Collect from the data below each line with "لأنه".
--- begin DATA SUPPLIED ---
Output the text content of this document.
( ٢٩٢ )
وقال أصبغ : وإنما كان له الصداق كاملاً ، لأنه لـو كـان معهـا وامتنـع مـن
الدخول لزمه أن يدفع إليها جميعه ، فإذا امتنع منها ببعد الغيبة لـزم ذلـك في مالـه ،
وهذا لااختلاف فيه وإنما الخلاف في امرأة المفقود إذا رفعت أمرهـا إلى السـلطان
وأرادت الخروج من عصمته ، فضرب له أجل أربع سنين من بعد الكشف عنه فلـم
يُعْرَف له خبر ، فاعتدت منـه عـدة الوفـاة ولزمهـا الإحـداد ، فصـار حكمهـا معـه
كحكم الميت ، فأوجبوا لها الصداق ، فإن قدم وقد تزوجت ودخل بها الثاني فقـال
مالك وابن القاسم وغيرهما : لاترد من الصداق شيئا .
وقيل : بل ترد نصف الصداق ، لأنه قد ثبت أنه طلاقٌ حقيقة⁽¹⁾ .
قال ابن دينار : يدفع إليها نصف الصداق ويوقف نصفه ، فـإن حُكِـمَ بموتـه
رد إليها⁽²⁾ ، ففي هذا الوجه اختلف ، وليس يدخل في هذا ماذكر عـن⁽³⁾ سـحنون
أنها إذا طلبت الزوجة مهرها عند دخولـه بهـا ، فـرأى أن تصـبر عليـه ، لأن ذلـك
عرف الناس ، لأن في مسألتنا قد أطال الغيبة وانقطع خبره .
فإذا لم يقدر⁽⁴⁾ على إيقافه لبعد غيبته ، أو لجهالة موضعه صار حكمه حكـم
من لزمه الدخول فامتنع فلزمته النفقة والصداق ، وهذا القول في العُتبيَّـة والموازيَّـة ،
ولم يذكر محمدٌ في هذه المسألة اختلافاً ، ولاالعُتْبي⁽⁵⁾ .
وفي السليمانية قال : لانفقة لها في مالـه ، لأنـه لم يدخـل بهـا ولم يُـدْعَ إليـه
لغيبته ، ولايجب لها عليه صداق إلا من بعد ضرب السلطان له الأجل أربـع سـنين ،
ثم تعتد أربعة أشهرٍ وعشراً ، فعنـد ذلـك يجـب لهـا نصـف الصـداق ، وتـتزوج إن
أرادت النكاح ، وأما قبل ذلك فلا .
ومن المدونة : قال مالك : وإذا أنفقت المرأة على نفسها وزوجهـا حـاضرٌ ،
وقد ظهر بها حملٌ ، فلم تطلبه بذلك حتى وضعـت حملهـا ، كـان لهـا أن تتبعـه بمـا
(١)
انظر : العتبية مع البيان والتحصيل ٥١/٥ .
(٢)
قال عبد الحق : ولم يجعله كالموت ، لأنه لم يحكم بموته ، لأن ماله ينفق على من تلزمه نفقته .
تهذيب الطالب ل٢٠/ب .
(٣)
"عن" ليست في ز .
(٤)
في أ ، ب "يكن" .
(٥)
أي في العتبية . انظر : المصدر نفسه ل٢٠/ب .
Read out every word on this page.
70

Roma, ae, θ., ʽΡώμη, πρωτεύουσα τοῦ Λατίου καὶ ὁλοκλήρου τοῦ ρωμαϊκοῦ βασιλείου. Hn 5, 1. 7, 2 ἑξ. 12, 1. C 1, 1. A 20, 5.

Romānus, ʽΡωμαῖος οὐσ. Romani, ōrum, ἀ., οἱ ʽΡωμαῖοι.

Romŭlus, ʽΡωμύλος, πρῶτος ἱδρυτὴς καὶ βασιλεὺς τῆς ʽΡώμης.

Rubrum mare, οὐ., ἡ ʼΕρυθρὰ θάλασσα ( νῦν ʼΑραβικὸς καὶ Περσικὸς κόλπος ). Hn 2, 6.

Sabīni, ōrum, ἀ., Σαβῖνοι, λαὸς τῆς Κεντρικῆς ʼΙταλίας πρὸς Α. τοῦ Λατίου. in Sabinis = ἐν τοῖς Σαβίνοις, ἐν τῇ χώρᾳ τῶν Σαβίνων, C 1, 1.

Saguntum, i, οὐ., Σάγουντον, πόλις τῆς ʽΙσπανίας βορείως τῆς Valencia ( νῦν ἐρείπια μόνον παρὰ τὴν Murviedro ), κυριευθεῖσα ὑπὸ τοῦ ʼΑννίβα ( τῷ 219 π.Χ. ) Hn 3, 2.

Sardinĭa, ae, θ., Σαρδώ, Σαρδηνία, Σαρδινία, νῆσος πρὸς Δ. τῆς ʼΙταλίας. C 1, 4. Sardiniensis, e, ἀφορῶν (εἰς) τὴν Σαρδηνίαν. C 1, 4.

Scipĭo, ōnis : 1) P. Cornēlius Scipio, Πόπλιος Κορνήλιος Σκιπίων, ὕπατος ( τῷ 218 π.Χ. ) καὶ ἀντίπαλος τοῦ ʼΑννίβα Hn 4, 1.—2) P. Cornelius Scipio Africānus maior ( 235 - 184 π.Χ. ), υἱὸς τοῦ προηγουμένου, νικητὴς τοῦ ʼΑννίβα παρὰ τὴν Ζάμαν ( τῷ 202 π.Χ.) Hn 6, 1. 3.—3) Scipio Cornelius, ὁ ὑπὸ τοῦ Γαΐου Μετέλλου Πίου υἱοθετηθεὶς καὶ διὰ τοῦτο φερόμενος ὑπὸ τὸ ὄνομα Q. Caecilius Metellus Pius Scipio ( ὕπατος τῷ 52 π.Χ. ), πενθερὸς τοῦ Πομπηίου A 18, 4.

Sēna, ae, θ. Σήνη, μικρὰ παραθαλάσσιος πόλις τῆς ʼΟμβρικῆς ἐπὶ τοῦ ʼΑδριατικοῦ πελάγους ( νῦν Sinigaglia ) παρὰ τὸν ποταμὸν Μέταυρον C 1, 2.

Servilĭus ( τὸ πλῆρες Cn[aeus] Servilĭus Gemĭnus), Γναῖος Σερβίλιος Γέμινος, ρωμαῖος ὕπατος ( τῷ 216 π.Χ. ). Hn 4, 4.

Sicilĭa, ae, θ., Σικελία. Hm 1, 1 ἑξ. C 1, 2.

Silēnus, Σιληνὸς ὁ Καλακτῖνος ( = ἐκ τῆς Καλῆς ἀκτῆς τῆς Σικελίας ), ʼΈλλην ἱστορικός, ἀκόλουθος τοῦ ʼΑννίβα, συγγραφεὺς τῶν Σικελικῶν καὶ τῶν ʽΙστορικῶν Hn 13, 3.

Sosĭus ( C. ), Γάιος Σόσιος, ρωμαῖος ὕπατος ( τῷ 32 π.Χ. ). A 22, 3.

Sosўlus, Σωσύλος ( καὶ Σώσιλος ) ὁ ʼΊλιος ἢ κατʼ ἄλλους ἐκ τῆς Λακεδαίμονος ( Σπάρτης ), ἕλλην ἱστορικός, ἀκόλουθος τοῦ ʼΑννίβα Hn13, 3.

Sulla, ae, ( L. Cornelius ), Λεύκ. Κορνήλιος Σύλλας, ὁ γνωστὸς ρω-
--- end DATA SUPPLIED ---
FINAL RESULT:
وقال أصبغ : وإنما كان له الصداق كاملاً ، لأنه لـو كـان معهـا وامتنـع مـن
وقيل : بل ترد نصف الصداق ، لأنه قد ثبت أنه طلاقٌ حقيقة⁽¹⁾ .
قال عبد الحق : ولم يجعله كالموت ، لأنه لم يحكم بموته ، لأن ماله ينفق على من تلزمه نفقته .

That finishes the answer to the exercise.